The listing below is to be output in its exact form.

Data extracted from a collection

--- Start ---

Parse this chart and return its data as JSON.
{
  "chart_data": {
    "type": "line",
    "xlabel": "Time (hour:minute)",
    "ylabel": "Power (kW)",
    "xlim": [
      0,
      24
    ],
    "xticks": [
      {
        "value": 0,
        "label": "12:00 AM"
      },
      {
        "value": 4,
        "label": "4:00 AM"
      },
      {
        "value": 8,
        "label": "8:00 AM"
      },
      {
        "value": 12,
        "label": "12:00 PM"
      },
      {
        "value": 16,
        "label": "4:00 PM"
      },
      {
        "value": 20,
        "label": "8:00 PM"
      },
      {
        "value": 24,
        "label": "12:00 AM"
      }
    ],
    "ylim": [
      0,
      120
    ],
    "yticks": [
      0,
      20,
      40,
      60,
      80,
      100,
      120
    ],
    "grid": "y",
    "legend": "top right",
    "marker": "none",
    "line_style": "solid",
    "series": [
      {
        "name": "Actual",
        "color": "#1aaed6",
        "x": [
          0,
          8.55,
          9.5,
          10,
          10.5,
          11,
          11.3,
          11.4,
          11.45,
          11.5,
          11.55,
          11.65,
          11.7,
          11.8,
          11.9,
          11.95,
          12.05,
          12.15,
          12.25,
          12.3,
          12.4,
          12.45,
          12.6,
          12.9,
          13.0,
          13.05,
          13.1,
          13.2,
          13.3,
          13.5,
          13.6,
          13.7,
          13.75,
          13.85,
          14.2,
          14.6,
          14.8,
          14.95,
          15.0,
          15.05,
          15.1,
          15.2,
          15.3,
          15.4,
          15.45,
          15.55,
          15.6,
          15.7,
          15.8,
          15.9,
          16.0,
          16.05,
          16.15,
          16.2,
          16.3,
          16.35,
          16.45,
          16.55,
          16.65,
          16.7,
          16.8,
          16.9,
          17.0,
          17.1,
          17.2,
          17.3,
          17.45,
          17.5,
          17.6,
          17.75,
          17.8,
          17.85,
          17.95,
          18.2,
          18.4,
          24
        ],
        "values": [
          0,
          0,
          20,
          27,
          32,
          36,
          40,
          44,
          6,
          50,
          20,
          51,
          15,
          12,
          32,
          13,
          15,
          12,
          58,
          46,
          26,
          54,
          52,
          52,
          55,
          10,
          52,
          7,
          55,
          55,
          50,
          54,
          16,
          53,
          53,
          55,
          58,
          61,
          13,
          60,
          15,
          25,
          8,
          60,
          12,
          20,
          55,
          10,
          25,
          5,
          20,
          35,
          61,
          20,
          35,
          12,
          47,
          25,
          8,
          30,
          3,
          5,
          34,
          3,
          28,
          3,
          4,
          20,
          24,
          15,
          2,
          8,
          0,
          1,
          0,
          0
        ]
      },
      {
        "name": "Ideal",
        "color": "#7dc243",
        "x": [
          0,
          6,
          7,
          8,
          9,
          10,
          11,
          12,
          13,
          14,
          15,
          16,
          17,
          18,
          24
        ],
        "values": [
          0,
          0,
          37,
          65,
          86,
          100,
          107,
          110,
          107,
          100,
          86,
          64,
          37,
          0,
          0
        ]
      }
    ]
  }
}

--- End ---

▸ **Written answer**:
Parse this chart and return its data as JSON.
{
  "chart_data": {
    "type": "line",
    "xlabel": "Time (hour:minute)",
    "ylabel": "Power (kW)",
    "xlim": [
      0,
      24
    ],
    "xticks": [
      {
        "value": 0,
        "label": "12:00 AM"
      },
      {
        "value": 4,
        "label": "4:00 AM"
      },
      {
        "value": 8,
        "label": "8:00 AM"
      },
      {
        "value": 12,
        "label": "12:00 PM"
      },
      {
        "value": 16,
        "label": "4:00 PM"
      },
      {
        "value": 20,
        "label": "8:00 PM"
      },
      {
        "value": 24,
        "label": "12:00 AM"
      }
    ],
    "ylim": [
      0,
      120
    ],
    "yticks": [
      0,
      20,
      40,
      60,
      80,
      100,
      120
    ],
    "grid": "y",
    "legend": "top right",
    "marker": "none",
    "line_style": "solid",
    "series": [
      {
        "name": "Actual",
        "color": "#1aaed6",
        "x": [
          0,
          8.55,
          9.5,
          10,
          10.5,
          11,
          11.3,
          11.4,
          11.45,
          11.5,
          11.55,
          11.65,
          11.7,
          11.8,
          11.9,
          11.95,
          12.05,
          12.15,
          12.25,
          12.3,
          12.4,
          12.45,
          12.6,
          12.9,
          13.0,
          13.05,
          13.1,
          13.2,
          13.3,
          13.5,
          13.6,
          13.7,
          13.75,
          13.85,
          14.2,
          14.6,
          14.8,
          14.95,
          15.0,
          15.05,
          15.1,
          15.2,
          15.3,
          15.4,
          15.45,
          15.55,
          15.6,
          15.7,
          15.8,
          15.9,
          16.0,
          16.05,
          16.15,
          16.2,
          16.3,
          16.35,
          16.45,
          16.55,
          16.65,
          16.7,
          16.8,
          16.9,
          17.0,
          17.1,
          17.2,
          17.3,
          17.45,
          17.5,
          17.6,
          17.75,
          17.8,
          17.85,
          17.95,
          18.2,
          18.4,
          24
        ],
        "values": [
          0,
          0,
          20,
          27,
          32,
          36,
          40,
          44,
          6,
          50,
          20,
          51,
          15,
          12,
          32,
          13,
          15,
          12,
          58,
          46,
          26,
          54,
          52,
          52,
          55,
          10,
          52,
          7,
          55,
          55,
          50,
          54,
          16,
          53,
          53,
          55,
          58,
          61,
          13,
          60,
          15,
          25,
          8,
          60,
          12,
          20,
          55,
          10,
          25,
          5,
          20,
          35,
          61,
          20,
          35,
          12,
          47,
          25,
          8,
          30,
          3,
          5,
          34,
          3,
          28,
          3,
          4,
          20,
          24,
          15,
          2,
          8,
          0,
          1,
          0,
          0
        ]
      },
      {
        "name": "Ideal",
        "color": "#7dc243",
        "x": [
          0,
          6,
          7,
          8,
          9,
          10,
          11,
          12,
          13,
          14,
          15,
          16,
          17,
          18,
          24
        ],
        "values": [
          0,
          0,
          37,
          65,
          86,
          100,
          107,
          110,
          107,
          100,
          86,
          64,
          37,
          0,
          0
        ]
      }
    ]
  }
}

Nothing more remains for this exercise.